◆ **TASK BRIEF**
Return the lines below that carry the word "TradingView".
══ DATASET ══
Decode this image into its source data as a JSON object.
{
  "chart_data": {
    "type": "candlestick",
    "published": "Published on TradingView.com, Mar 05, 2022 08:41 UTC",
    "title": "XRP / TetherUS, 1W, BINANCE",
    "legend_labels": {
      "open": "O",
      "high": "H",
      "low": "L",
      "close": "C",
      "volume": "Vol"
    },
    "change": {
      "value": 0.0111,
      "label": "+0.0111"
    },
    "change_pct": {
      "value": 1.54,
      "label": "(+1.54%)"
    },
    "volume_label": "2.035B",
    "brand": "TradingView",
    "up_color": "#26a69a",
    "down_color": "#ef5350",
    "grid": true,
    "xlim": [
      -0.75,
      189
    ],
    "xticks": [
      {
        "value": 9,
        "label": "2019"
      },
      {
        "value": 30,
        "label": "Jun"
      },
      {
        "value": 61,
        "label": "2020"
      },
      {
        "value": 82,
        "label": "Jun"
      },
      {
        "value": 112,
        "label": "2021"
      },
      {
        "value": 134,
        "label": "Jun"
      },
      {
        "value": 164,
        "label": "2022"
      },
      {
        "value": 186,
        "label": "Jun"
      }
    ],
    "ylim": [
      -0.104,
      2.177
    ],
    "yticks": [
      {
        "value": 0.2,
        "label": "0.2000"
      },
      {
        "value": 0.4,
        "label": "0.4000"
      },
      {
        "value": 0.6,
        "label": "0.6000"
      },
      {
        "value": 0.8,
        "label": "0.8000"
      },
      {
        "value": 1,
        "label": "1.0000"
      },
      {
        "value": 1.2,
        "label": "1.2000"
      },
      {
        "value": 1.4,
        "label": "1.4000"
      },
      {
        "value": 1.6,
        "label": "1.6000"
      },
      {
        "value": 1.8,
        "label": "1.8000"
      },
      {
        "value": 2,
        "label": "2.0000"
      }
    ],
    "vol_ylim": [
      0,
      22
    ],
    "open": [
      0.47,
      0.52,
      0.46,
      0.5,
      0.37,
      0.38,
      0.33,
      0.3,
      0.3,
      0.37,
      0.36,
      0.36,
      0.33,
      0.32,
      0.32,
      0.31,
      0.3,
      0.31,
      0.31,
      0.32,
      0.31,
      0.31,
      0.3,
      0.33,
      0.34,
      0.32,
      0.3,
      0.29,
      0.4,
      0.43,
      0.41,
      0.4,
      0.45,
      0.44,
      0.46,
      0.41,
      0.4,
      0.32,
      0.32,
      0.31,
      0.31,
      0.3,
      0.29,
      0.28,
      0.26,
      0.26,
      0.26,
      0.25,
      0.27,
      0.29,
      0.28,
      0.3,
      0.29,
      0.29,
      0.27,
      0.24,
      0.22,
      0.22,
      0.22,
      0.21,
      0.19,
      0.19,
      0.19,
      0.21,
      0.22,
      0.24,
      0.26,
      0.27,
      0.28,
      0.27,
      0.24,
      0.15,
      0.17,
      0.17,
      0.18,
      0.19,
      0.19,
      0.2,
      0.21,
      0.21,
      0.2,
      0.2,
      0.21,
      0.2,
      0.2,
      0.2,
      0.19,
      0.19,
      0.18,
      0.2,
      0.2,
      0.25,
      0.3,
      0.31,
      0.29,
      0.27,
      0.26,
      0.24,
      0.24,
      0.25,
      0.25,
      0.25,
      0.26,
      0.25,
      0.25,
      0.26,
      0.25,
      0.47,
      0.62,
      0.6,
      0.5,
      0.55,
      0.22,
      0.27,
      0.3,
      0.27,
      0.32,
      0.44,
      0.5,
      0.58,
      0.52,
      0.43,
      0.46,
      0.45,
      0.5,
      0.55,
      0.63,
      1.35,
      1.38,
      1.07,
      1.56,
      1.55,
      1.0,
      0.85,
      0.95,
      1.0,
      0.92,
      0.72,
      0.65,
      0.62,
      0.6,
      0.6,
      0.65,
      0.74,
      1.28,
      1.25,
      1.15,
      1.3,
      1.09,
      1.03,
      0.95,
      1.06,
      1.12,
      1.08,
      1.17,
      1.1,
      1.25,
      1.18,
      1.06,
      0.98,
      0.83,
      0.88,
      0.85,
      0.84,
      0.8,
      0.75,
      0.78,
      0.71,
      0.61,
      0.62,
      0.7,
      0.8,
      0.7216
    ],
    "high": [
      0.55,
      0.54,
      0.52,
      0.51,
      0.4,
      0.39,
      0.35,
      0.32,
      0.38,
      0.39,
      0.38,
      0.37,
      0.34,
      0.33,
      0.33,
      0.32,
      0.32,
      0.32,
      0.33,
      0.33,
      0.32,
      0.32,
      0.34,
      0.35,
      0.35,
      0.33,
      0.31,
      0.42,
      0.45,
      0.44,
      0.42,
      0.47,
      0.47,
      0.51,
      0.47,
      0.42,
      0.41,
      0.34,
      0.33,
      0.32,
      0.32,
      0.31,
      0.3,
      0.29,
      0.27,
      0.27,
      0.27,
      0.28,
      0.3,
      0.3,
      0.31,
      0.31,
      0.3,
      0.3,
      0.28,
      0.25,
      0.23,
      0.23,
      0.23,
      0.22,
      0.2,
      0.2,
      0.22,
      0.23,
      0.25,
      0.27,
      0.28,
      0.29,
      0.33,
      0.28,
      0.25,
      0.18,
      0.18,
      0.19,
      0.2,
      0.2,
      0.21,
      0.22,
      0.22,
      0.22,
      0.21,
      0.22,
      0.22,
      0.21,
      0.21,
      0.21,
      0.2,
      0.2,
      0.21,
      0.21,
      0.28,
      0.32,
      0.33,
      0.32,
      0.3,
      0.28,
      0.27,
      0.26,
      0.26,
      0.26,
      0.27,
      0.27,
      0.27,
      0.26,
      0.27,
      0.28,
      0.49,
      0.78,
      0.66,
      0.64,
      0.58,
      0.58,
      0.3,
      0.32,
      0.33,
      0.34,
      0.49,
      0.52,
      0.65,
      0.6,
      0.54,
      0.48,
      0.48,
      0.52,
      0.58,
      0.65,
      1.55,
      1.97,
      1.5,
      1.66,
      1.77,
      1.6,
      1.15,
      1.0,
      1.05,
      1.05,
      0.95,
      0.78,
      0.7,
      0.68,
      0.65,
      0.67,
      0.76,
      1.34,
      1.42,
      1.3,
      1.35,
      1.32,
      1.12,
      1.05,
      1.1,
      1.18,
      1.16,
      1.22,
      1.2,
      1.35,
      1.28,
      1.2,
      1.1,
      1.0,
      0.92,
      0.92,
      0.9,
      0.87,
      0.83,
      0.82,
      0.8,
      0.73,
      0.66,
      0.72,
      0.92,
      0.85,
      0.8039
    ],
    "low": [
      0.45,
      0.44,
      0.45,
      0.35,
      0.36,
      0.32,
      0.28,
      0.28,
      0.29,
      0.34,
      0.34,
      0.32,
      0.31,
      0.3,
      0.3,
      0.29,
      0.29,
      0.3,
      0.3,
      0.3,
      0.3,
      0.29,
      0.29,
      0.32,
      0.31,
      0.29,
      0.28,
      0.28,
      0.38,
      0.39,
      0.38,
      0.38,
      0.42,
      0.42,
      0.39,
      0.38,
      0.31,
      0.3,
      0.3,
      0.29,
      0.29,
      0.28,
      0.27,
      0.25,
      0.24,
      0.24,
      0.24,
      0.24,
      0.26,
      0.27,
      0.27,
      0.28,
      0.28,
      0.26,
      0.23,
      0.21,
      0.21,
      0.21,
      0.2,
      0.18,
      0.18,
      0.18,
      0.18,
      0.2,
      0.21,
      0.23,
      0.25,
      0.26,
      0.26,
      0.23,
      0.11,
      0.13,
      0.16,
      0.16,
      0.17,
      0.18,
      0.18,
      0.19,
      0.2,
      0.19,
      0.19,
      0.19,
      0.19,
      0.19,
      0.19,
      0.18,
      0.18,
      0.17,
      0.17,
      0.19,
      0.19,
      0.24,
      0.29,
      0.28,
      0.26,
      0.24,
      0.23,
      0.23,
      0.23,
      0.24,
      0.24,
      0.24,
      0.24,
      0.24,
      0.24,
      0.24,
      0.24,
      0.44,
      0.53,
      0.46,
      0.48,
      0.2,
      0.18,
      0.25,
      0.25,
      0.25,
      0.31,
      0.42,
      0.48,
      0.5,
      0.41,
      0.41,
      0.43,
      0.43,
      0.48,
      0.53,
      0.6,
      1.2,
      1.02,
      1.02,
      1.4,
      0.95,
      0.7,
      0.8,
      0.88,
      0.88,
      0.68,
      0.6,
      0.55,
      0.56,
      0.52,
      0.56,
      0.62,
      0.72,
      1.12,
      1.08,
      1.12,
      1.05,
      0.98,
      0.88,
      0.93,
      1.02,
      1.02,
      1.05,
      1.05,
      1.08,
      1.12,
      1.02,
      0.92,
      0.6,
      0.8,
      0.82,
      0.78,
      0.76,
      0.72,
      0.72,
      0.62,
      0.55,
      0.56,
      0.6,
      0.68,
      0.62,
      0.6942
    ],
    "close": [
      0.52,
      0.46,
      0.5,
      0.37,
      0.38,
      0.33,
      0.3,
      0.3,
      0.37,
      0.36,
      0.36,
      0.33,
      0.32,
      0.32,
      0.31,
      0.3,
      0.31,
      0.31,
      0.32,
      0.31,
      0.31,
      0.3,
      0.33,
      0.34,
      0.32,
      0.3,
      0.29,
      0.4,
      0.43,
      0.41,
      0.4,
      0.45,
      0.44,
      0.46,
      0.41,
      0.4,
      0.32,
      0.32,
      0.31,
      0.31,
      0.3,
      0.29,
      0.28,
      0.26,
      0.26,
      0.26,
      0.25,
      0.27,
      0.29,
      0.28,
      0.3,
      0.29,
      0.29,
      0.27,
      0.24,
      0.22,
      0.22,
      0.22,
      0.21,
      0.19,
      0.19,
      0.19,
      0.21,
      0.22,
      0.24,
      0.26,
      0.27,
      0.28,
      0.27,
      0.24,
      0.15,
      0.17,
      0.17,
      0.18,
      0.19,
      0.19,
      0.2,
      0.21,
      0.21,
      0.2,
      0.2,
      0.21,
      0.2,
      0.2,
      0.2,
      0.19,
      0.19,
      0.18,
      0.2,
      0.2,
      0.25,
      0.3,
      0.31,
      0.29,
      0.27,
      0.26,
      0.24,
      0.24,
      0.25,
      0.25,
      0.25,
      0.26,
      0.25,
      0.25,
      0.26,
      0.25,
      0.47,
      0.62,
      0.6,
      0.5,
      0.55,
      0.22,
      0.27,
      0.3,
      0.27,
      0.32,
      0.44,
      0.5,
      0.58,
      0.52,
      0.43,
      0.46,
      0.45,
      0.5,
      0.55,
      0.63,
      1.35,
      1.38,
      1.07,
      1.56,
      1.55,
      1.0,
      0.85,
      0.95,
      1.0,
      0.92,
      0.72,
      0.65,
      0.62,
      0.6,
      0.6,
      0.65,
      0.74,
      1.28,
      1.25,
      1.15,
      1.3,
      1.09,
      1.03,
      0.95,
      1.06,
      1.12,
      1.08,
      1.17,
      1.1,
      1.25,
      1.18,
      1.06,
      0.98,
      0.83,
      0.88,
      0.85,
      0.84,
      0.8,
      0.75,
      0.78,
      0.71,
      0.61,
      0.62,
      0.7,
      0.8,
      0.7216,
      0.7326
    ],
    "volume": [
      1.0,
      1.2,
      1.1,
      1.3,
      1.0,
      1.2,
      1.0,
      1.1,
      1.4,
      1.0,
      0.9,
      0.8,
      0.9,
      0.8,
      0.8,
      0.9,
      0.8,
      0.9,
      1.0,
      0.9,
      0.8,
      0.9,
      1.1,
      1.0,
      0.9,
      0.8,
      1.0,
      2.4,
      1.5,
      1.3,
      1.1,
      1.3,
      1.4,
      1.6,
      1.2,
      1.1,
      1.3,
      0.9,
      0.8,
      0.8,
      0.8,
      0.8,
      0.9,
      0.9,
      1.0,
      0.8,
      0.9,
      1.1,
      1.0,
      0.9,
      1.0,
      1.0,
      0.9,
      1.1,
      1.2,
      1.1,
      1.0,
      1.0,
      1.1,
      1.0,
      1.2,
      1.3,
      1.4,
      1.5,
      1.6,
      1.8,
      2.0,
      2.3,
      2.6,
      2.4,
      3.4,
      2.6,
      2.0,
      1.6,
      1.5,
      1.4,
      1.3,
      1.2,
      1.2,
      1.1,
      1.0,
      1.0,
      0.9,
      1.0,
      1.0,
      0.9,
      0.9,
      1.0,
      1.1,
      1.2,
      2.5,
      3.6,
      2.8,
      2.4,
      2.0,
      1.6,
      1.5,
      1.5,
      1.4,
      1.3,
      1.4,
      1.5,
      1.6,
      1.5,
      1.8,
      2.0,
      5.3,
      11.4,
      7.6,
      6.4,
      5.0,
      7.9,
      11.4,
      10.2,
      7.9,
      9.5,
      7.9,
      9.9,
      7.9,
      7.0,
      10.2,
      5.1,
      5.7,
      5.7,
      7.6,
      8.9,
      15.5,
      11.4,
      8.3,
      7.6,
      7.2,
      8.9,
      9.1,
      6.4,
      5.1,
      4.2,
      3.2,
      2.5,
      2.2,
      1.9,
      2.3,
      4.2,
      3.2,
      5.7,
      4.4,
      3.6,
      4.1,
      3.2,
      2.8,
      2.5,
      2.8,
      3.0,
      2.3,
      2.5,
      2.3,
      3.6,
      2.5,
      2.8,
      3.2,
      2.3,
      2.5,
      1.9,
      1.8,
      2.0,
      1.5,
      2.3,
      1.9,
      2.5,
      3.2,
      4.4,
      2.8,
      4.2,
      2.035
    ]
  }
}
═══
◆ **THE RESULT**
    "published": "Published on TradingView.com, Mar 05, 2022 08:41 UTC",
    "brand": "TradingView",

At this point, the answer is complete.